Stored data entries:
## START

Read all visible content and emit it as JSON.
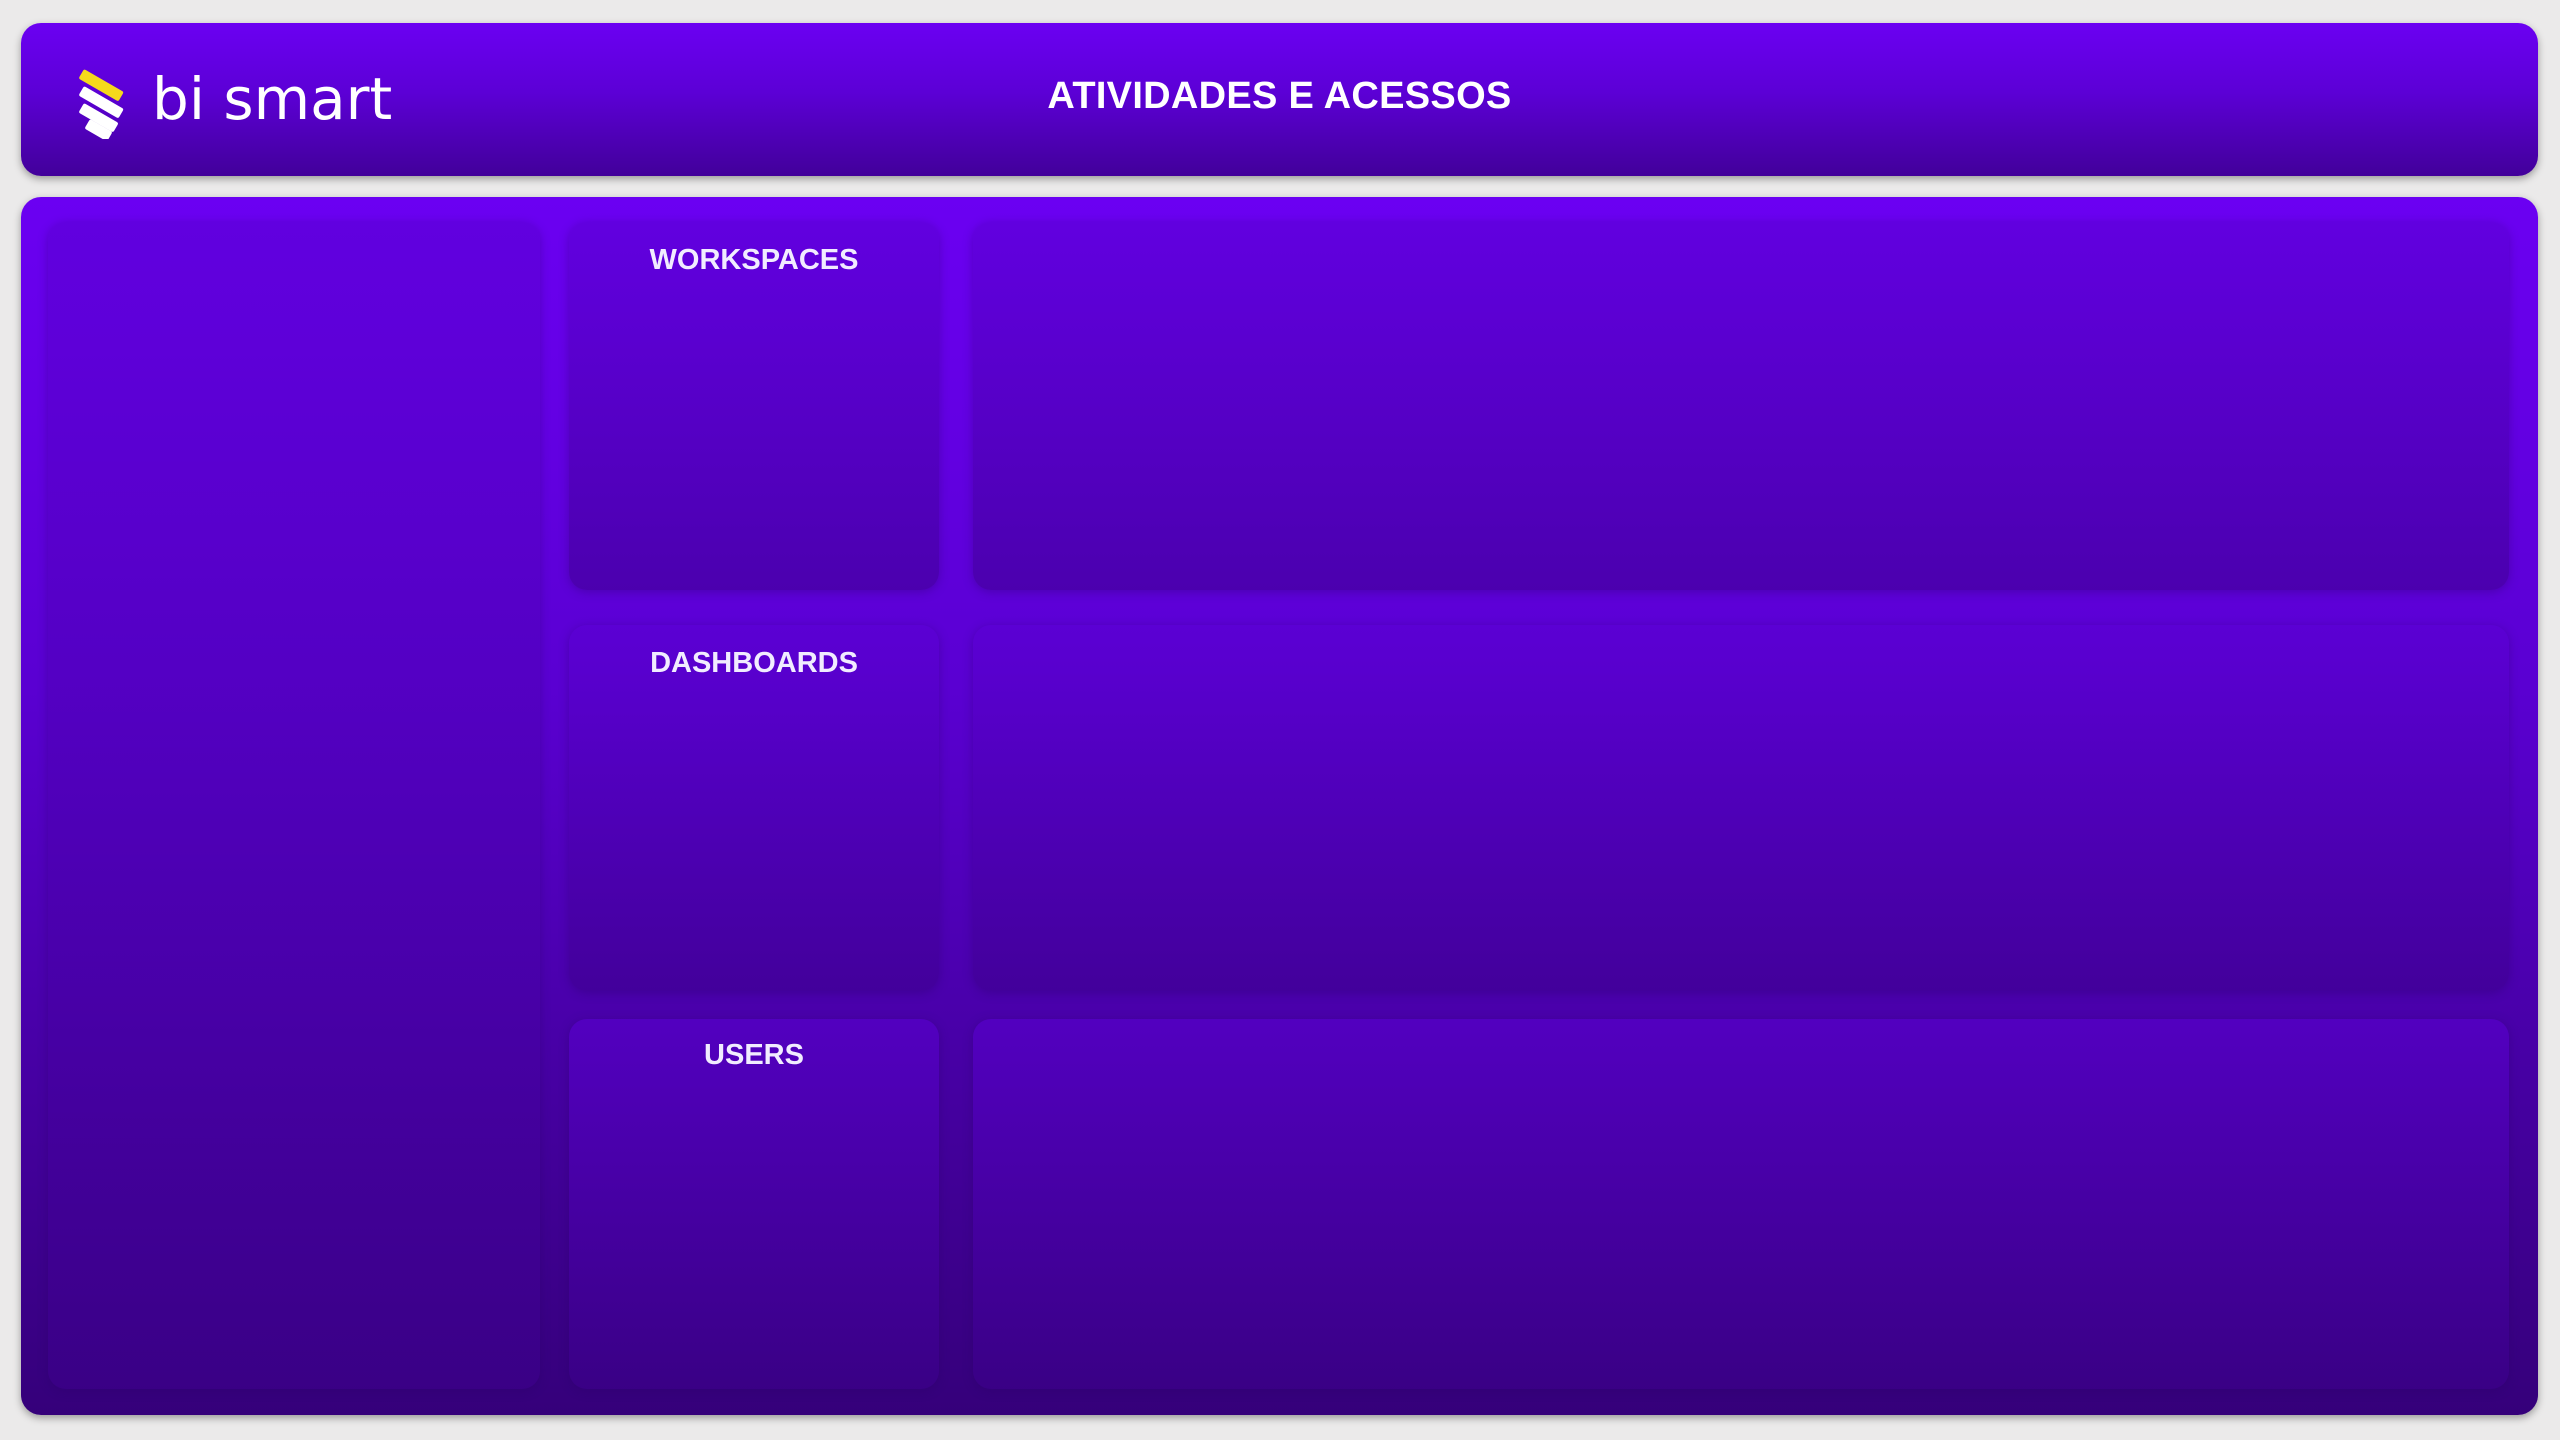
{
  "header": {
    "logo_text": "bi smart",
    "title": "ATIVIDADES E ACESSOS"
  },
  "kpis": [
    {
      "label": "WORKSPACES"
    },
    {
      "label": "DASHBOARDS"
    },
    {
      "label": "USERS"
    }
  ],
  "colors": {
    "brand_purple": "#6b00f2",
    "brand_purple_dark": "#35007a",
    "logo_accent": "#f5d91c",
    "background": "#ebeaea"
  },
  "icons": {
    "logo": "bi-smart-logo-icon"
  }
}
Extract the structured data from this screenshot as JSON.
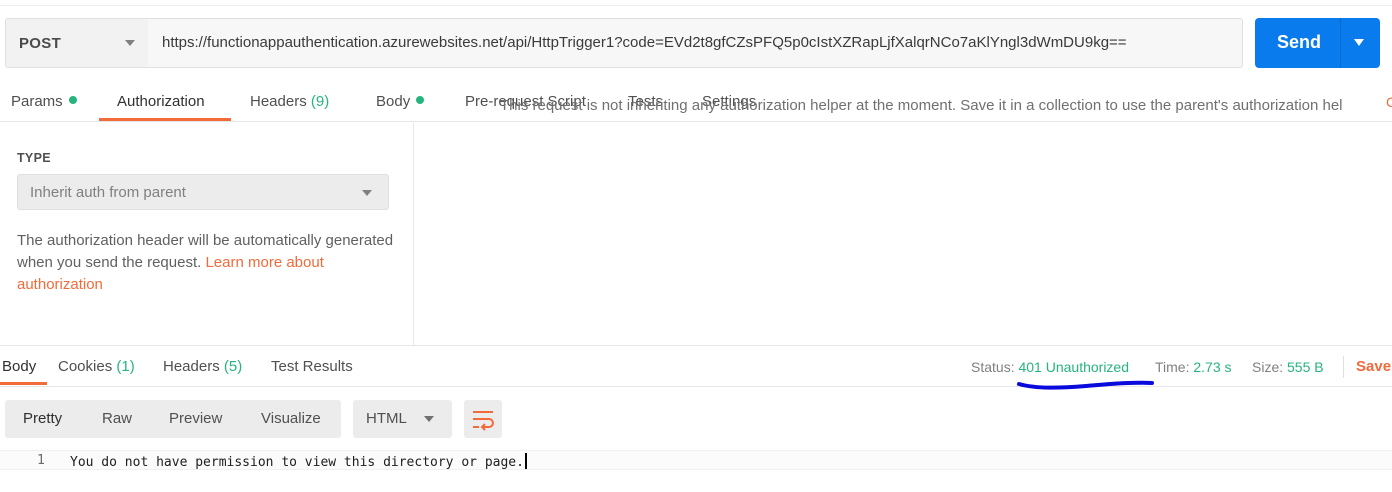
{
  "request": {
    "method": "POST",
    "url": "https://functionappauthentication.azurewebsites.net/api/HttpTrigger1?code=EVd2t8gfCZsPFQ5p0cIstXZRapLjfXalqrNCo7aKlYngl3dWmDU9kg==",
    "send_label": "Send"
  },
  "request_tabs": {
    "params": "Params",
    "authorization": "Authorization",
    "headers": "Headers",
    "headers_count": "(9)",
    "body": "Body",
    "pre_request": "Pre-request Script",
    "tests": "Tests",
    "settings": "Settings",
    "active": "Authorization"
  },
  "auth": {
    "type_label": "TYPE",
    "type_value": "Inherit auth from parent",
    "help_text": "The authorization header will be automatically generated when you send the request. ",
    "help_link": "Learn more about authorization",
    "right_message": "This request is not inheriting any authorization helper at the moment. Save it in a collection to use the parent's authorization hel"
  },
  "response_tabs": {
    "body": "Body",
    "cookies": "Cookies",
    "cookies_count": "(1)",
    "headers": "Headers",
    "headers_count": "(5)",
    "test_results": "Test Results",
    "active": "Body"
  },
  "response_meta": {
    "status_label": "Status:",
    "status_value": "401 Unauthorized",
    "time_label": "Time:",
    "time_value": "2.73 s",
    "size_label": "Size:",
    "size_value": "555 B",
    "save_label": "Save"
  },
  "response_toolbar": {
    "views": [
      "Pretty",
      "Raw",
      "Preview",
      "Visualize"
    ],
    "format": "HTML"
  },
  "response_body": {
    "line_number": "1",
    "line_text": "You do not have permission to view this directory or page."
  },
  "colors": {
    "accent": "#f26b3a",
    "send_button": "#097bed",
    "success": "#26b47f",
    "annotation": "#0a0adc"
  }
}
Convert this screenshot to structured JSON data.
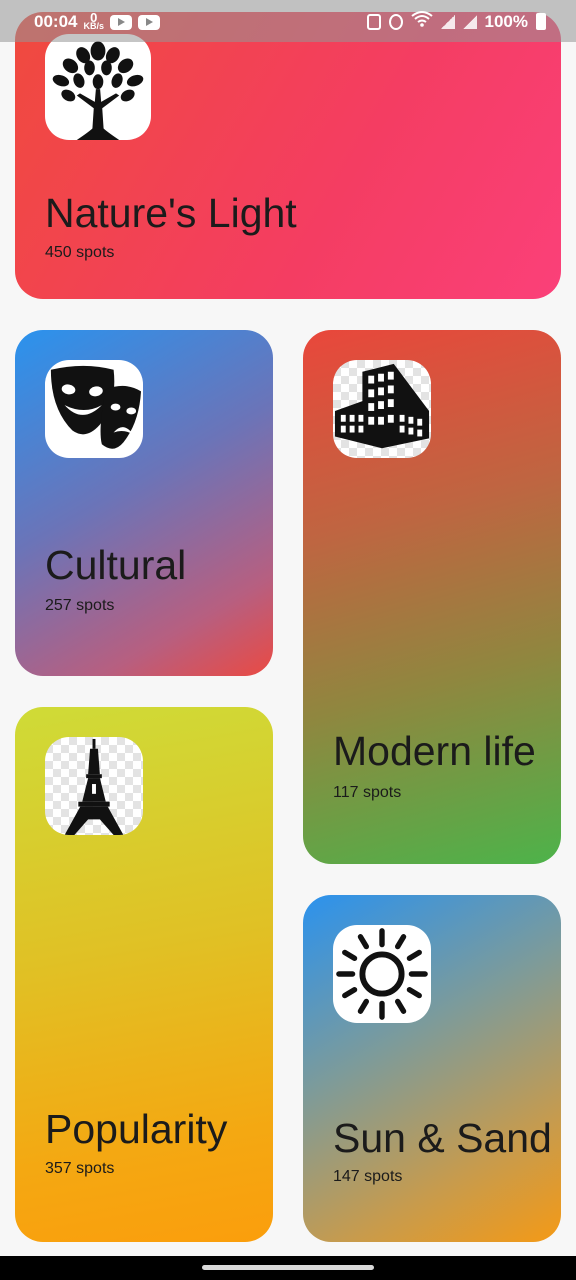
{
  "status_bar": {
    "time": "00:04",
    "net_speed_value": "0",
    "net_speed_unit": "KB/s",
    "battery": "100%"
  },
  "cards": [
    {
      "title": "Nature's Light",
      "count": "450 spots",
      "icon": "tree-icon"
    },
    {
      "title": "Cultural",
      "count": "257 spots",
      "icon": "theater-masks-icon"
    },
    {
      "title": "Modern life",
      "count": "117 spots",
      "icon": "building-icon"
    },
    {
      "title": "Popularity",
      "count": "357 spots",
      "icon": "eiffel-tower-icon"
    },
    {
      "title": "Sun & Sand",
      "count": "147 spots",
      "icon": "sun-icon"
    }
  ],
  "colors": {
    "nature_gradient": [
      "#f04a3e",
      "#fb4079"
    ],
    "cultural_gradient": [
      "#2a93ee",
      "#ea4a43"
    ],
    "modern_gradient": [
      "#e9473b",
      "#4db34a"
    ],
    "popularity_gradient": [
      "#cfdb37",
      "#fb9e0c"
    ],
    "sun_gradient": [
      "#2b92ee",
      "#f49a16"
    ]
  }
}
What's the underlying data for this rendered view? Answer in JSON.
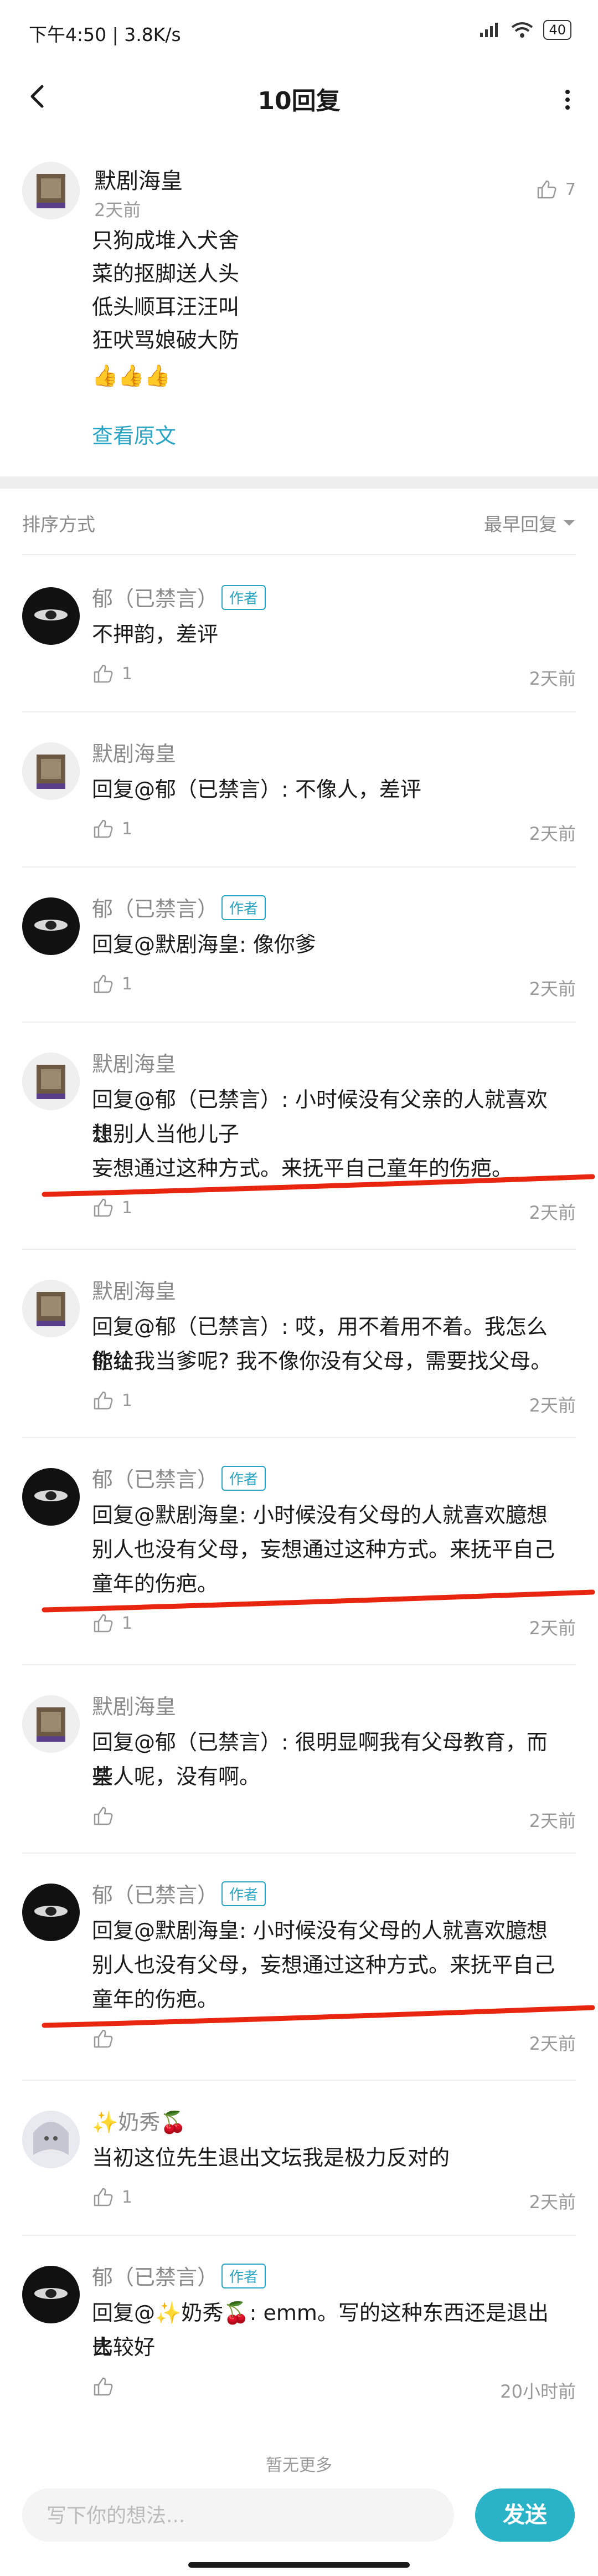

## END

▸ WORK INSTRUCTIONS: Check each line above for the word "structured" and say how many have it, with nothing else.

▸ RESPONSE TO THIS TASK: 2